WORK TO BE COMPLETED
Copy out the entries below precisely; nothing is to be omitted.

SUPPLIED RECORDS

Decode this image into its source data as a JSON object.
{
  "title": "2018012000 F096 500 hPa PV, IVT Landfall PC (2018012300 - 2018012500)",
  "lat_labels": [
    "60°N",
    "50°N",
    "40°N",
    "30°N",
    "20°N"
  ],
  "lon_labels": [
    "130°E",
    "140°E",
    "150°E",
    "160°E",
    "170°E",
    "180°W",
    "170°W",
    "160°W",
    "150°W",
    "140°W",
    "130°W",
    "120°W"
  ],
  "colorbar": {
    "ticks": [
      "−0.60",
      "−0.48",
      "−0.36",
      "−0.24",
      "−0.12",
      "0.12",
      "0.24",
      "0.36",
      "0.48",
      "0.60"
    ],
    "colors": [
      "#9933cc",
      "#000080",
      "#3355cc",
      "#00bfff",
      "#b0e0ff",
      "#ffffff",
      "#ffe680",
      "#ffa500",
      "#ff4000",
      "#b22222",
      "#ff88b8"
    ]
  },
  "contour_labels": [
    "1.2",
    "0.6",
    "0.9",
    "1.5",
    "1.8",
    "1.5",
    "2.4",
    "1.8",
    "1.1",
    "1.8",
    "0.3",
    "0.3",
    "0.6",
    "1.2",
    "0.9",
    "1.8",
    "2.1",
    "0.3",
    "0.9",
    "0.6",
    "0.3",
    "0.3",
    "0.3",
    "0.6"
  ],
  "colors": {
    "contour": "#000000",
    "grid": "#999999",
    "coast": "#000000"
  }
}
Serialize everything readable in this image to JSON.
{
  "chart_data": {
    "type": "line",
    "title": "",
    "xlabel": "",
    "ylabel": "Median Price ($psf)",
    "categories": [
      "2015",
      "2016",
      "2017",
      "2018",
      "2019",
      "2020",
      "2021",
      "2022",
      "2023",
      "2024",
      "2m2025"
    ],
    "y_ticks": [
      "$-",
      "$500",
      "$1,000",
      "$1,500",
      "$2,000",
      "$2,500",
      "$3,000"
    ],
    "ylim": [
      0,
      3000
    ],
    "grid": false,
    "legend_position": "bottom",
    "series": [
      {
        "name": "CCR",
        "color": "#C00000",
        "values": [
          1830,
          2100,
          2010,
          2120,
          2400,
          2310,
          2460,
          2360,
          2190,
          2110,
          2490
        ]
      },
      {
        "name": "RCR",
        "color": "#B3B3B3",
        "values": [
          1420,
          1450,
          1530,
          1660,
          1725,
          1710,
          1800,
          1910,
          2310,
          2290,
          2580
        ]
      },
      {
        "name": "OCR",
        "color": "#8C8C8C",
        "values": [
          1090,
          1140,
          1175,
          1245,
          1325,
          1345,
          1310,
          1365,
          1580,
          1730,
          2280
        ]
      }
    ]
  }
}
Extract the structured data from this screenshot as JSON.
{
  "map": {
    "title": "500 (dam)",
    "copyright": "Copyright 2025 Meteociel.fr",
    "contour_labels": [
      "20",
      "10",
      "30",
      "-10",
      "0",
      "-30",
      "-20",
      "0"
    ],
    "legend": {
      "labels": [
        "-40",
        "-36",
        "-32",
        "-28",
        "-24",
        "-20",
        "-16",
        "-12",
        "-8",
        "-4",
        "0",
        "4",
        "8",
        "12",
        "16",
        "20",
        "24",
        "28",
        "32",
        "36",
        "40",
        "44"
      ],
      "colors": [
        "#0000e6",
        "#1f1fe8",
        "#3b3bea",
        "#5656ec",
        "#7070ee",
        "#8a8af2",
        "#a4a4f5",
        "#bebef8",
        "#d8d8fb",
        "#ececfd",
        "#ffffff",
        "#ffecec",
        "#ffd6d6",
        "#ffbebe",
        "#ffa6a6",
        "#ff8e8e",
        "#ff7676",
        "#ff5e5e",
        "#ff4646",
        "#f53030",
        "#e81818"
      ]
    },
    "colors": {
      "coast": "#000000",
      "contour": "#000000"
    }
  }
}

FULL ANSWER
Decode this image into its source data as a JSON object.
{
  "title": "2018012000 F096 500 hPa PV, IVT Landfall PC (2018012300 - 2018012500)",
  "lat_labels": [
    "60°N",
    "50°N",
    "40°N",
    "30°N",
    "20°N"
  ],
  "lon_labels": [
    "130°E",
    "140°E",
    "150°E",
    "160°E",
    "170°E",
    "180°W",
    "170°W",
    "160°W",
    "150°W",
    "140°W",
    "130°W",
    "120°W"
  ],
  "colorbar": {
    "ticks": [
      "−0.60",
      "−0.48",
      "−0.36",
      "−0.24",
      "−0.12",
      "0.12",
      "0.24",
      "0.36",
      "0.48",
      "0.60"
    ],
    "colors": [
      "#9933cc",
      "#000080",
      "#3355cc",
      "#00bfff",
      "#b0e0ff",
      "#ffffff",
      "#ffe680",
      "#ffa500",
      "#ff4000",
      "#b22222",
      "#ff88b8"
    ]
  },
  "contour_labels": [
    "1.2",
    "0.6",
    "0.9",
    "1.5",
    "1.8",
    "1.5",
    "2.4",
    "1.8",
    "1.1",
    "1.8",
    "0.3",
    "0.3",
    "0.6",
    "1.2",
    "0.9",
    "1.8",
    "2.1",
    "0.3",
    "0.9",
    "0.6",
    "0.3",
    "0.3",
    "0.3",
    "0.6"
  ],
  "colors": {
    "contour": "#000000",
    "grid": "#999999",
    "coast": "#000000"
  }
}
Serialize everything readable in this image to JSON.
{
  "chart_data": {
    "type": "line",
    "title": "",
    "xlabel": "",
    "ylabel": "Median Price ($psf)",
    "categories": [
      "2015",
      "2016",
      "2017",
      "2018",
      "2019",
      "2020",
      "2021",
      "2022",
      "2023",
      "2024",
      "2m2025"
    ],
    "y_ticks": [
      "$-",
      "$500",
      "$1,000",
      "$1,500",
      "$2,000",
      "$2,500",
      "$3,000"
    ],
    "ylim": [
      0,
      3000
    ],
    "grid": false,
    "legend_position": "bottom",
    "series": [
      {
        "name": "CCR",
        "color": "#C00000",
        "values": [
          1830,
          2100,
          2010,
          2120,
          2400,
          2310,
          2460,
          2360,
          2190,
          2110,
          2490
        ]
      },
      {
        "name": "RCR",
        "color": "#B3B3B3",
        "values": [
          1420,
          1450,
          1530,
          1660,
          1725,
          1710,
          1800,
          1910,
          2310,
          2290,
          2580
        ]
      },
      {
        "name": "OCR",
        "color": "#8C8C8C",
        "values": [
          1090,
          1140,
          1175,
          1245,
          1325,
          1345,
          1310,
          1365,
          1580,
          1730,
          2280
        ]
      }
    ]
  }
}
Extract the structured data from this screenshot as JSON.
{
  "map": {
    "title": "500 (dam)",
    "copyright": "Copyright 2025 Meteociel.fr",
    "contour_labels": [
      "20",
      "10",
      "30",
      "-10",
      "0",
      "-30",
      "-20",
      "0"
    ],
    "legend": {
      "labels": [
        "-40",
        "-36",
        "-32",
        "-28",
        "-24",
        "-20",
        "-16",
        "-12",
        "-8",
        "-4",
        "0",
        "4",
        "8",
        "12",
        "16",
        "20",
        "24",
        "28",
        "32",
        "36",
        "40",
        "44"
      ],
      "colors": [
        "#0000e6",
        "#1f1fe8",
        "#3b3bea",
        "#5656ec",
        "#7070ee",
        "#8a8af2",
        "#a4a4f5",
        "#bebef8",
        "#d8d8fb",
        "#ececfd",
        "#ffffff",
        "#ffecec",
        "#ffd6d6",
        "#ffbebe",
        "#ffa6a6",
        "#ff8e8e",
        "#ff7676",
        "#ff5e5e",
        "#ff4646",
        "#f53030",
        "#e81818"
      ]
    },
    "colors": {
      "coast": "#000000",
      "contour": "#000000"
    }
  }
}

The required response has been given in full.